_Short problem_
Make an exact copy of the records, with the images left out.
↓↓↓
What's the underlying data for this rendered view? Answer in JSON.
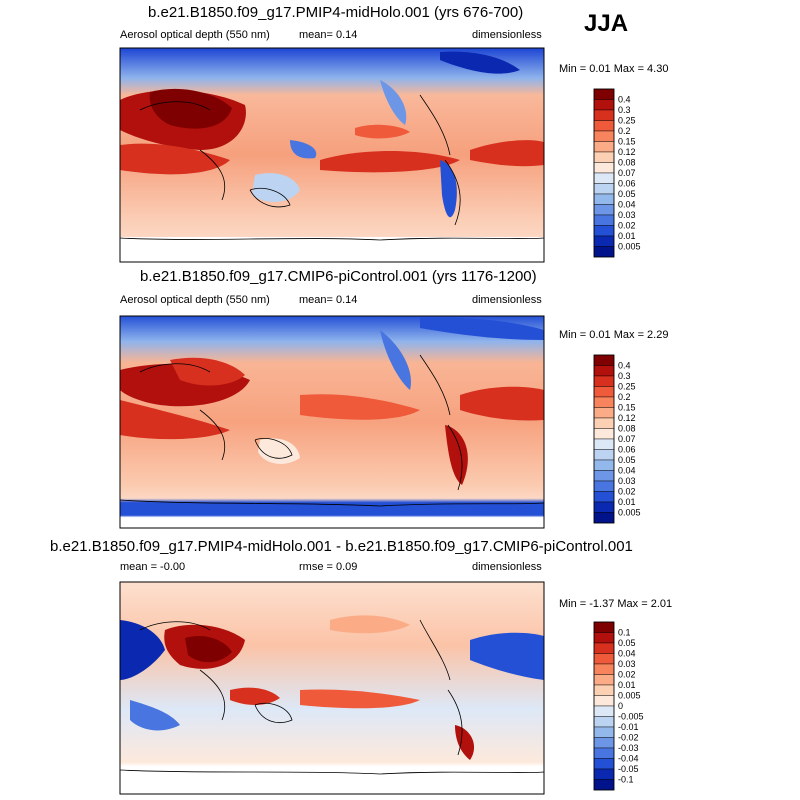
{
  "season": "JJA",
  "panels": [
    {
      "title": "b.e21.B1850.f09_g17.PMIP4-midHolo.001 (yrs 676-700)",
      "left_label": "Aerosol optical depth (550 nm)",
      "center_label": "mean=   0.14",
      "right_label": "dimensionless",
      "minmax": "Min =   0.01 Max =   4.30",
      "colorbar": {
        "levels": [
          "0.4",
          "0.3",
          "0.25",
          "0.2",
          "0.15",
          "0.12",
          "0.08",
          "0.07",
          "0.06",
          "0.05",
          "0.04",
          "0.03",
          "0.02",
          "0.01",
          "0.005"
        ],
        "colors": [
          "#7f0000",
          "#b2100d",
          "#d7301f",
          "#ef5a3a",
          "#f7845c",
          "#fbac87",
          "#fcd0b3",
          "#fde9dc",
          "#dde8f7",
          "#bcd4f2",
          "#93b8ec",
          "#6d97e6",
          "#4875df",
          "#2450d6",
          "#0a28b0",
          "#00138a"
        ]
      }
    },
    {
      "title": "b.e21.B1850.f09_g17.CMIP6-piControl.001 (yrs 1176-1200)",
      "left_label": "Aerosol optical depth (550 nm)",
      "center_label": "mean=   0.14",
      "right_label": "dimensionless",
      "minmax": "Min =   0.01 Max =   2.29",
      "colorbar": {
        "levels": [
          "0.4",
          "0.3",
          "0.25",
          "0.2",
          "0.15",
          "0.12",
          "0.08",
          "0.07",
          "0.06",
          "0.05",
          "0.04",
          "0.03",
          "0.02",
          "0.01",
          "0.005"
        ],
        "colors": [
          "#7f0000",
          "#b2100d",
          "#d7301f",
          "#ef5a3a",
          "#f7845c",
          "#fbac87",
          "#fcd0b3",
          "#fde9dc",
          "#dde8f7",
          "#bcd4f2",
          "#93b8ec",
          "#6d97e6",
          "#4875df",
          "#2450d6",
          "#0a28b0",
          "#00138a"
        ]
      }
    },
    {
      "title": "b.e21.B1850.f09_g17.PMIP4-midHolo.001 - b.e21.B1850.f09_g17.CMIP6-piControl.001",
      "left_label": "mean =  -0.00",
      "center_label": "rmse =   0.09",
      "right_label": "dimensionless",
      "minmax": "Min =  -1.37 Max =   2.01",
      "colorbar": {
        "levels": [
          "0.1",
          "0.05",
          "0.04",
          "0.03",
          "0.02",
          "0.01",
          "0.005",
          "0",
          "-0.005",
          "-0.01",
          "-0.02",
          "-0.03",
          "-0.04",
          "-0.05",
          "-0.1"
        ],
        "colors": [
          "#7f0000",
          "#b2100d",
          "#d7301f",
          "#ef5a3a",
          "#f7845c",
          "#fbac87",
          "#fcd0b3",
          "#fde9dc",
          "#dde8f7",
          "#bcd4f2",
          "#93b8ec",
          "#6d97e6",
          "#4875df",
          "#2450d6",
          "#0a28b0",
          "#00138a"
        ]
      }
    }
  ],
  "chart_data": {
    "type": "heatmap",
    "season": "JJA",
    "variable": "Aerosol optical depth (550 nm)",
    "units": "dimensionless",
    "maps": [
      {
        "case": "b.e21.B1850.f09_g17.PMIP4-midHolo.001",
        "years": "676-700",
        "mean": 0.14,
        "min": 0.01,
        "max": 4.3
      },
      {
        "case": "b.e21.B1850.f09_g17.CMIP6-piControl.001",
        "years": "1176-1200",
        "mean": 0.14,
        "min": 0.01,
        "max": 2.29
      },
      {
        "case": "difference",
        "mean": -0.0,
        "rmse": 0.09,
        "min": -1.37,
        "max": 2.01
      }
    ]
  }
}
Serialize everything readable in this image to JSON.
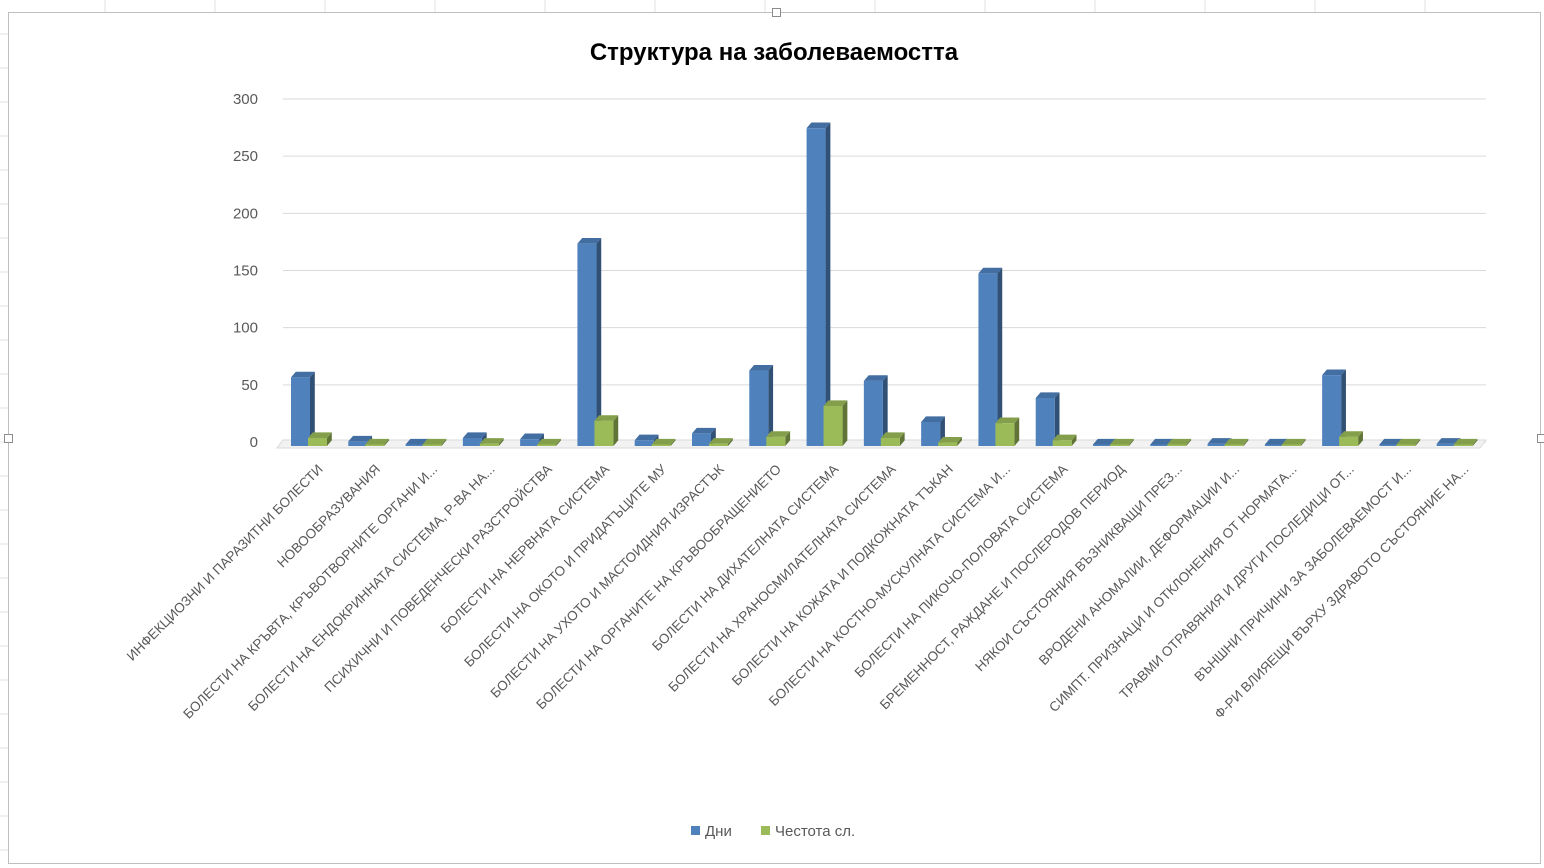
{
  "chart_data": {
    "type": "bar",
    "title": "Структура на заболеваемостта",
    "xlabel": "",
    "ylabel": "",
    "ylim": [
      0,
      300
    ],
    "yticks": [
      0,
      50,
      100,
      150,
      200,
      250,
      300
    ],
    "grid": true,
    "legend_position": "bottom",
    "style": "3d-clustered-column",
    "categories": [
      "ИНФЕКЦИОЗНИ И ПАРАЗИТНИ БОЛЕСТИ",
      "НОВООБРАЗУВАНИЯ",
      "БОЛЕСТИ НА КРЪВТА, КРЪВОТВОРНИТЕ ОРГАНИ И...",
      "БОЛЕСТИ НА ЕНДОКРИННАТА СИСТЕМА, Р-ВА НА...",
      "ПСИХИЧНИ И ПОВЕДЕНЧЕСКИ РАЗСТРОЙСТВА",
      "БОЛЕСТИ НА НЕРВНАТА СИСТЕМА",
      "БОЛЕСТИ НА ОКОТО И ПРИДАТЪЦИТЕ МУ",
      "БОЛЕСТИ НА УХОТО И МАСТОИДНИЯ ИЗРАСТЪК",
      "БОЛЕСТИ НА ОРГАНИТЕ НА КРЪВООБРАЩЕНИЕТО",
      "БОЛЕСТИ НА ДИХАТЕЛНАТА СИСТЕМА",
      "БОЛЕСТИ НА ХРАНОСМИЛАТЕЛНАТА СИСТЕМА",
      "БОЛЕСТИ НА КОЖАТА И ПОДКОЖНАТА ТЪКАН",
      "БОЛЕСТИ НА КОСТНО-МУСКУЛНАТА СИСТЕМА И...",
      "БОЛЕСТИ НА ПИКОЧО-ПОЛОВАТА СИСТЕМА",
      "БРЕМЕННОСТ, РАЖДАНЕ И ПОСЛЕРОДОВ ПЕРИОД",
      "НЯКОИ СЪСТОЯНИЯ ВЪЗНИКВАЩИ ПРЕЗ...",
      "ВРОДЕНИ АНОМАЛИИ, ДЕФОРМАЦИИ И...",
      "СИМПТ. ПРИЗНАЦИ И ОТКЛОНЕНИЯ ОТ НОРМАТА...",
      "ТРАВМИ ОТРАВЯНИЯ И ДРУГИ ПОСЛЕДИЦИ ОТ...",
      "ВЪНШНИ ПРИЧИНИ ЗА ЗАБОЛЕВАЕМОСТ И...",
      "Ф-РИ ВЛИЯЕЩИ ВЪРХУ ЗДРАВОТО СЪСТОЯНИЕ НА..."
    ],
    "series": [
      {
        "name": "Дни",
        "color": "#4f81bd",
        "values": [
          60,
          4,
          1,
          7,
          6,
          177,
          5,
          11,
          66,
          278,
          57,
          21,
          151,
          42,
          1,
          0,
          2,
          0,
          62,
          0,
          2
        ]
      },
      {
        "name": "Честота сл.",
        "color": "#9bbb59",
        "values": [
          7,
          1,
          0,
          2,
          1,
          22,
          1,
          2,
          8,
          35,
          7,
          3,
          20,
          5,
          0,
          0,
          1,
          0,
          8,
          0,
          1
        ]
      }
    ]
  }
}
↑↑↑
_Exercise solution_
What's the underlying data for this rendered view? Answer in JSON.
{
  "season": "JJA",
  "panels": [
    {
      "title": "b.e21.B1850.f09_g17.PMIP4-midHolo.001 (yrs 676-700)",
      "left_label": "Aerosol optical depth (550 nm)",
      "center_label": "mean=   0.14",
      "right_label": "dimensionless",
      "minmax": "Min =   0.01 Max =   4.30",
      "colorbar": {
        "levels": [
          "0.4",
          "0.3",
          "0.25",
          "0.2",
          "0.15",
          "0.12",
          "0.08",
          "0.07",
          "0.06",
          "0.05",
          "0.04",
          "0.03",
          "0.02",
          "0.01",
          "0.005"
        ],
        "colors": [
          "#7f0000",
          "#b2100d",
          "#d7301f",
          "#ef5a3a",
          "#f7845c",
          "#fbac87",
          "#fcd0b3",
          "#fde9dc",
          "#dde8f7",
          "#bcd4f2",
          "#93b8ec",
          "#6d97e6",
          "#4875df",
          "#2450d6",
          "#0a28b0",
          "#00138a"
        ]
      }
    },
    {
      "title": "b.e21.B1850.f09_g17.CMIP6-piControl.001 (yrs 1176-1200)",
      "left_label": "Aerosol optical depth (550 nm)",
      "center_label": "mean=   0.14",
      "right_label": "dimensionless",
      "minmax": "Min =   0.01 Max =   2.29",
      "colorbar": {
        "levels": [
          "0.4",
          "0.3",
          "0.25",
          "0.2",
          "0.15",
          "0.12",
          "0.08",
          "0.07",
          "0.06",
          "0.05",
          "0.04",
          "0.03",
          "0.02",
          "0.01",
          "0.005"
        ],
        "colors": [
          "#7f0000",
          "#b2100d",
          "#d7301f",
          "#ef5a3a",
          "#f7845c",
          "#fbac87",
          "#fcd0b3",
          "#fde9dc",
          "#dde8f7",
          "#bcd4f2",
          "#93b8ec",
          "#6d97e6",
          "#4875df",
          "#2450d6",
          "#0a28b0",
          "#00138a"
        ]
      }
    },
    {
      "title": "b.e21.B1850.f09_g17.PMIP4-midHolo.001 - b.e21.B1850.f09_g17.CMIP6-piControl.001",
      "left_label": "mean =  -0.00",
      "center_label": "rmse =   0.09",
      "right_label": "dimensionless",
      "minmax": "Min =  -1.37 Max =   2.01",
      "colorbar": {
        "levels": [
          "0.1",
          "0.05",
          "0.04",
          "0.03",
          "0.02",
          "0.01",
          "0.005",
          "0",
          "-0.005",
          "-0.01",
          "-0.02",
          "-0.03",
          "-0.04",
          "-0.05",
          "-0.1"
        ],
        "colors": [
          "#7f0000",
          "#b2100d",
          "#d7301f",
          "#ef5a3a",
          "#f7845c",
          "#fbac87",
          "#fcd0b3",
          "#fde9dc",
          "#dde8f7",
          "#bcd4f2",
          "#93b8ec",
          "#6d97e6",
          "#4875df",
          "#2450d6",
          "#0a28b0",
          "#00138a"
        ]
      }
    }
  ],
  "chart_data": {
    "type": "heatmap",
    "season": "JJA",
    "variable": "Aerosol optical depth (550 nm)",
    "units": "dimensionless",
    "maps": [
      {
        "case": "b.e21.B1850.f09_g17.PMIP4-midHolo.001",
        "years": "676-700",
        "mean": 0.14,
        "min": 0.01,
        "max": 4.3
      },
      {
        "case": "b.e21.B1850.f09_g17.CMIP6-piControl.001",
        "years": "1176-1200",
        "mean": 0.14,
        "min": 0.01,
        "max": 2.29
      },
      {
        "case": "difference",
        "mean": -0.0,
        "rmse": 0.09,
        "min": -1.37,
        "max": 2.01
      }
    ]
  }
}
Serialize everything readable in this image to JSON.
{
  "chart_data": {
    "type": "bar",
    "title": "Структура на заболеваемостта",
    "xlabel": "",
    "ylabel": "",
    "ylim": [
      0,
      300
    ],
    "yticks": [
      0,
      50,
      100,
      150,
      200,
      250,
      300
    ],
    "grid": true,
    "legend_position": "bottom",
    "style": "3d-clustered-column",
    "categories": [
      "ИНФЕКЦИОЗНИ И ПАРАЗИТНИ БОЛЕСТИ",
      "НОВООБРАЗУВАНИЯ",
      "БОЛЕСТИ НА КРЪВТА, КРЪВОТВОРНИТЕ ОРГАНИ И...",
      "БОЛЕСТИ НА ЕНДОКРИННАТА СИСТЕМА, Р-ВА НА...",
      "ПСИХИЧНИ И ПОВЕДЕНЧЕСКИ РАЗСТРОЙСТВА",
      "БОЛЕСТИ НА НЕРВНАТА СИСТЕМА",
      "БОЛЕСТИ НА ОКОТО И ПРИДАТЪЦИТЕ МУ",
      "БОЛЕСТИ НА УХОТО И МАСТОИДНИЯ ИЗРАСТЪК",
      "БОЛЕСТИ НА ОРГАНИТЕ НА КРЪВООБРАЩЕНИЕТО",
      "БОЛЕСТИ НА ДИХАТЕЛНАТА СИСТЕМА",
      "БОЛЕСТИ НА ХРАНОСМИЛАТЕЛНАТА СИСТЕМА",
      "БОЛЕСТИ НА КОЖАТА И ПОДКОЖНАТА ТЪКАН",
      "БОЛЕСТИ НА КОСТНО-МУСКУЛНАТА СИСТЕМА И...",
      "БОЛЕСТИ НА ПИКОЧО-ПОЛОВАТА СИСТЕМА",
      "БРЕМЕННОСТ, РАЖДАНЕ И ПОСЛЕРОДОВ ПЕРИОД",
      "НЯКОИ СЪСТОЯНИЯ ВЪЗНИКВАЩИ ПРЕЗ...",
      "ВРОДЕНИ АНОМАЛИИ, ДЕФОРМАЦИИ И...",
      "СИМПТ. ПРИЗНАЦИ И ОТКЛОНЕНИЯ ОТ НОРМАТА...",
      "ТРАВМИ ОТРАВЯНИЯ И ДРУГИ ПОСЛЕДИЦИ ОТ...",
      "ВЪНШНИ ПРИЧИНИ ЗА ЗАБОЛЕВАЕМОСТ И...",
      "Ф-РИ ВЛИЯЕЩИ ВЪРХУ ЗДРАВОТО СЪСТОЯНИЕ НА..."
    ],
    "series": [
      {
        "name": "Дни",
        "color": "#4f81bd",
        "values": [
          60,
          4,
          1,
          7,
          6,
          177,
          5,
          11,
          66,
          278,
          57,
          21,
          151,
          42,
          1,
          0,
          2,
          0,
          62,
          0,
          2
        ]
      },
      {
        "name": "Честота сл.",
        "color": "#9bbb59",
        "values": [
          7,
          1,
          0,
          2,
          1,
          22,
          1,
          2,
          8,
          35,
          7,
          3,
          20,
          5,
          0,
          0,
          1,
          0,
          8,
          0,
          1
        ]
      }
    ]
  }
}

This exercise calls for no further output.